**EXERCISE BRIEF**
Extract the text of every entry below exactly; leave images out.

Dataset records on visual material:
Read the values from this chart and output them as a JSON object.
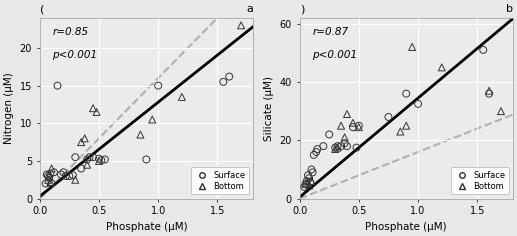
{
  "panel_a": {
    "title_left": "(",
    "title_right": "a",
    "xlabel": "Phosphate (μM)",
    "ylabel": "Nitrogen (μM)",
    "r_text": "r=0.85",
    "p_text": "p<0.001",
    "surface_x": [
      0.05,
      0.06,
      0.07,
      0.08,
      0.09,
      0.1,
      0.12,
      0.15,
      0.18,
      0.2,
      0.22,
      0.25,
      0.28,
      0.3,
      0.35,
      0.4,
      0.42,
      0.45,
      0.5,
      0.52,
      0.55,
      0.9,
      1.0,
      1.55,
      1.6
    ],
    "surface_y": [
      2.0,
      3.2,
      3.0,
      2.8,
      3.3,
      2.0,
      3.5,
      15.0,
      3.2,
      3.5,
      3.0,
      3.0,
      3.1,
      5.5,
      4.0,
      5.2,
      5.5,
      5.5,
      5.3,
      5.1,
      5.2,
      5.2,
      15.0,
      15.5,
      16.2
    ],
    "bottom_x": [
      0.07,
      0.08,
      0.09,
      0.1,
      0.3,
      0.35,
      0.38,
      0.4,
      0.45,
      0.48,
      0.5,
      0.85,
      0.95,
      1.2,
      1.7
    ],
    "bottom_y": [
      2.5,
      3.0,
      2.2,
      4.0,
      2.5,
      7.5,
      8.0,
      4.5,
      12.0,
      11.5,
      5.0,
      8.5,
      10.5,
      13.5,
      23.0
    ],
    "fit_slope": 12.5,
    "fit_intercept": 0.3,
    "redfield_slope": 16.0,
    "xlim": [
      0,
      1.8
    ],
    "ylim": [
      0,
      24
    ],
    "yticks": [
      0,
      5,
      10,
      15,
      20
    ],
    "xticks": [
      0.0,
      0.5,
      1.0,
      1.5
    ]
  },
  "panel_b": {
    "title_left": ")",
    "title_right": "b",
    "xlabel": "Phosphate (μM)",
    "ylabel": "Silicate (μM)",
    "r_text": "r=0.87",
    "p_text": "p<0.001",
    "surface_x": [
      0.04,
      0.05,
      0.06,
      0.07,
      0.08,
      0.09,
      0.1,
      0.11,
      0.12,
      0.14,
      0.15,
      0.2,
      0.25,
      0.3,
      0.32,
      0.35,
      0.38,
      0.4,
      0.45,
      0.48,
      0.5,
      0.75,
      0.9,
      1.0,
      1.55,
      1.6
    ],
    "surface_y": [
      4.0,
      5.0,
      6.0,
      8.0,
      7.0,
      5.5,
      10.0,
      9.0,
      15.0,
      16.0,
      17.0,
      18.0,
      22.0,
      17.5,
      18.0,
      18.0,
      19.0,
      18.0,
      24.5,
      17.5,
      25.0,
      28.0,
      36.0,
      32.5,
      51.0,
      36.0
    ],
    "bottom_x": [
      0.05,
      0.07,
      0.08,
      0.1,
      0.3,
      0.32,
      0.35,
      0.38,
      0.4,
      0.45,
      0.5,
      0.85,
      0.9,
      0.95,
      1.2,
      1.6,
      1.7
    ],
    "bottom_y": [
      5.0,
      5.5,
      4.5,
      6.0,
      17.0,
      17.5,
      25.0,
      21.0,
      29.0,
      26.0,
      24.5,
      23.0,
      25.0,
      52.0,
      45.0,
      37.0,
      30.0
    ],
    "fit_slope": 34.0,
    "fit_intercept": 0.5,
    "redfield_slope": 16.0,
    "xlim": [
      0,
      1.8
    ],
    "ylim": [
      0,
      62
    ],
    "yticks": [
      0,
      20,
      40,
      60
    ],
    "xticks": [
      0.0,
      0.5,
      1.0,
      1.5
    ]
  },
  "fig_facecolor": "#e8e8e8",
  "ax_facecolor": "#ebebeb",
  "grid_color": "#ffffff",
  "marker_size": 5,
  "fit_color": "black",
  "redfield_color": "#b0b0b0",
  "annotation_fontsize": 7.5,
  "axis_fontsize": 7.5,
  "tick_fontsize": 7
}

**CORRECT OUTPUT**
Read the values from this chart and output them as a JSON object.
{
  "panel_a": {
    "title_left": "(",
    "title_right": "a",
    "xlabel": "Phosphate (μM)",
    "ylabel": "Nitrogen (μM)",
    "r_text": "r=0.85",
    "p_text": "p<0.001",
    "surface_x": [
      0.05,
      0.06,
      0.07,
      0.08,
      0.09,
      0.1,
      0.12,
      0.15,
      0.18,
      0.2,
      0.22,
      0.25,
      0.28,
      0.3,
      0.35,
      0.4,
      0.42,
      0.45,
      0.5,
      0.52,
      0.55,
      0.9,
      1.0,
      1.55,
      1.6
    ],
    "surface_y": [
      2.0,
      3.2,
      3.0,
      2.8,
      3.3,
      2.0,
      3.5,
      15.0,
      3.2,
      3.5,
      3.0,
      3.0,
      3.1,
      5.5,
      4.0,
      5.2,
      5.5,
      5.5,
      5.3,
      5.1,
      5.2,
      5.2,
      15.0,
      15.5,
      16.2
    ],
    "bottom_x": [
      0.07,
      0.08,
      0.09,
      0.1,
      0.3,
      0.35,
      0.38,
      0.4,
      0.45,
      0.48,
      0.5,
      0.85,
      0.95,
      1.2,
      1.7
    ],
    "bottom_y": [
      2.5,
      3.0,
      2.2,
      4.0,
      2.5,
      7.5,
      8.0,
      4.5,
      12.0,
      11.5,
      5.0,
      8.5,
      10.5,
      13.5,
      23.0
    ],
    "fit_slope": 12.5,
    "fit_intercept": 0.3,
    "redfield_slope": 16.0,
    "xlim": [
      0,
      1.8
    ],
    "ylim": [
      0,
      24
    ],
    "yticks": [
      0,
      5,
      10,
      15,
      20
    ],
    "xticks": [
      0.0,
      0.5,
      1.0,
      1.5
    ]
  },
  "panel_b": {
    "title_left": ")",
    "title_right": "b",
    "xlabel": "Phosphate (μM)",
    "ylabel": "Silicate (μM)",
    "r_text": "r=0.87",
    "p_text": "p<0.001",
    "surface_x": [
      0.04,
      0.05,
      0.06,
      0.07,
      0.08,
      0.09,
      0.1,
      0.11,
      0.12,
      0.14,
      0.15,
      0.2,
      0.25,
      0.3,
      0.32,
      0.35,
      0.38,
      0.4,
      0.45,
      0.48,
      0.5,
      0.75,
      0.9,
      1.0,
      1.55,
      1.6
    ],
    "surface_y": [
      4.0,
      5.0,
      6.0,
      8.0,
      7.0,
      5.5,
      10.0,
      9.0,
      15.0,
      16.0,
      17.0,
      18.0,
      22.0,
      17.5,
      18.0,
      18.0,
      19.0,
      18.0,
      24.5,
      17.5,
      25.0,
      28.0,
      36.0,
      32.5,
      51.0,
      36.0
    ],
    "bottom_x": [
      0.05,
      0.07,
      0.08,
      0.1,
      0.3,
      0.32,
      0.35,
      0.38,
      0.4,
      0.45,
      0.5,
      0.85,
      0.9,
      0.95,
      1.2,
      1.6,
      1.7
    ],
    "bottom_y": [
      5.0,
      5.5,
      4.5,
      6.0,
      17.0,
      17.5,
      25.0,
      21.0,
      29.0,
      26.0,
      24.5,
      23.0,
      25.0,
      52.0,
      45.0,
      37.0,
      30.0
    ],
    "fit_slope": 34.0,
    "fit_intercept": 0.5,
    "redfield_slope": 16.0,
    "xlim": [
      0,
      1.8
    ],
    "ylim": [
      0,
      62
    ],
    "yticks": [
      0,
      20,
      40,
      60
    ],
    "xticks": [
      0.0,
      0.5,
      1.0,
      1.5
    ]
  },
  "fig_facecolor": "#e8e8e8",
  "ax_facecolor": "#ebebeb",
  "grid_color": "#ffffff",
  "marker_size": 5,
  "fit_color": "black",
  "redfield_color": "#b0b0b0",
  "annotation_fontsize": 7.5,
  "axis_fontsize": 7.5,
  "tick_fontsize": 7
}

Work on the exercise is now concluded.